**Source document**
──────────────────────────────
Plans to focus on struggling services prompt campaigners to be concerned about knock-on effects, reports Amy Taylor
Children’s social services inspections are to be targeted more on poor-performing providers while those doing well will be given more freedom, under government proposals.
Although campaigners and providers have welcomed the thrust of the plans, some have raised concerns about the lengthy gaps between inspections for some services.
The most controversial changes centre on children’s homes and fostering services. Children’s homes are currently inspected twice a year but good performers may be examined only once a year, while fostering services could be checked as rarely as once every three years (see table).
Sheila Scott, chief executive of the National Care Association, supports the focus on poor performers but is concerned by the reduction in inspections for children’s homes. “It’s a worry because when a breakdown happens it happens so quickly, particularly with facilities for children.”
Jim Goddard, secretary of the Care Leavers’ Association but speaking in a personal capacity, says he is alarmed by the plans to reduce the frequency of inspection for good providers. He believes services for vulnerable looked-after children need more scrutiny. “Given the long history of abuse in the care system, any watering down of inspection regimes for children in care is dangerous.”
The government says newly identified risks, such as when managers are appointed, could trigger extra inspections.
But Goddard says many children’s homes suffer a high turnover of less skilled staff because of low pay and long working hours.
He claims this factor, coupled with the high turnover of young people in children’s homes, means annual inspections are too infrequent.
At the other end of the scale, poor-performing children’s homes could be inspected at least three times a year. Andrew Rome, spokesperson for the Independent Children’s Homes Association, says his organisation supports this proposal and there may be cases where even more frequent inspection is needed.
──────────────────────────────
**Dataset excerpts**
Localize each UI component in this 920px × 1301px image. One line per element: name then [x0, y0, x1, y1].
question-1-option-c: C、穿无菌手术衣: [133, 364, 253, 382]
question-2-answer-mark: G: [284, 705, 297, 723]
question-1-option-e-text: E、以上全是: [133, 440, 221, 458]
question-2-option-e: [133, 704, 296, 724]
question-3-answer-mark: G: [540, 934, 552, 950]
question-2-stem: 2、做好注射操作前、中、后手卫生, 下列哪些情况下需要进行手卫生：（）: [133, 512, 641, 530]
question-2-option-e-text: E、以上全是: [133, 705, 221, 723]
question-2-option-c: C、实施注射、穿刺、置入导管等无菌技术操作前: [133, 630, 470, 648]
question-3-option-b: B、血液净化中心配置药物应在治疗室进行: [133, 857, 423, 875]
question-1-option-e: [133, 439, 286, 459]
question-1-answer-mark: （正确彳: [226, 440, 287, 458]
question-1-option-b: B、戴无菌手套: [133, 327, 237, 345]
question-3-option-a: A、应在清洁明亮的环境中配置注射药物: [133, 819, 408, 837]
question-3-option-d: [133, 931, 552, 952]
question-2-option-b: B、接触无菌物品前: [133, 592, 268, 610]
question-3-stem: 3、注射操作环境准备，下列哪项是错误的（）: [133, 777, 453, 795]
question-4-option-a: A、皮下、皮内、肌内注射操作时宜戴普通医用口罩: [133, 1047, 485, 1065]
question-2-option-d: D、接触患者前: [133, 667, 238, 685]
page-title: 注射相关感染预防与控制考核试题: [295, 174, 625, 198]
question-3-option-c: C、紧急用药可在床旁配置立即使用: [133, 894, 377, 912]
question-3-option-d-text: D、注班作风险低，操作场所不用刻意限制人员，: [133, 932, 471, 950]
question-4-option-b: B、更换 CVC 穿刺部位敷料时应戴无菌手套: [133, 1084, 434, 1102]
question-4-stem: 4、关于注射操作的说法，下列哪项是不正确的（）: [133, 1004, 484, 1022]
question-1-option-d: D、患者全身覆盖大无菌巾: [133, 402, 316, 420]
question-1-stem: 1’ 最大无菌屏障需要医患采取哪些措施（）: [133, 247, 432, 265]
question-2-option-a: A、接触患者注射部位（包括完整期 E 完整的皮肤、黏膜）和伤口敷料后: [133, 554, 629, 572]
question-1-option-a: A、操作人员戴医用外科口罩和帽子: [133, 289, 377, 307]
──────────────────────────────
**Goal of the exercise**
Transcribe the article on children's social services inspections above word for word, from its opening line through its final sentence.

**Output below**
Plans to focus on struggling services prompt campaigners to be concerned about knock-on effects, reports Amy Taylor
Children’s social services inspections are to be targeted more on poor-performing providers while those doing well will be given more freedom, under government proposals.
Although campaigners and providers have welcomed the thrust of the plans, some have raised concerns about the lengthy gaps between inspections for some services.
The most controversial changes centre on children’s homes and fostering services. Children’s homes are currently inspected twice a year but good performers may be examined only once a year, while fostering services could be checked as rarely as once every three years (see table).
Sheila Scott, chief executive of the National Care Association, supports the focus on poor performers but is concerned by the reduction in inspections for children’s homes. “It’s a worry because when a breakdown happens it happens so quickly, particularly with facilities for children.”
Jim Goddard, secretary of the Care Leavers’ Association but speaking in a personal capacity, says he is alarmed by the plans to reduce the frequency of inspection for good providers. He believes services for vulnerable looked-after children need more scrutiny. “Given the long history of abuse in the care system, any watering down of inspection regimes for children in care is dangerous.”
The government says newly identified risks, such as when managers are appointed, could trigger extra inspections.
But Goddard says many children’s homes suffer a high turnover of less skilled staff because of low pay and long working hours.
He claims this factor, coupled with the high turnover of young people in children’s homes, means annual inspections are too infrequent.
At the other end of the scale, poor-performing children’s homes could be inspected at least three times a year. Andrew Rome, spokesperson for the Independent Children’s Homes Association, says his organisation supports this proposal and there may be cases where even more frequent inspection is needed.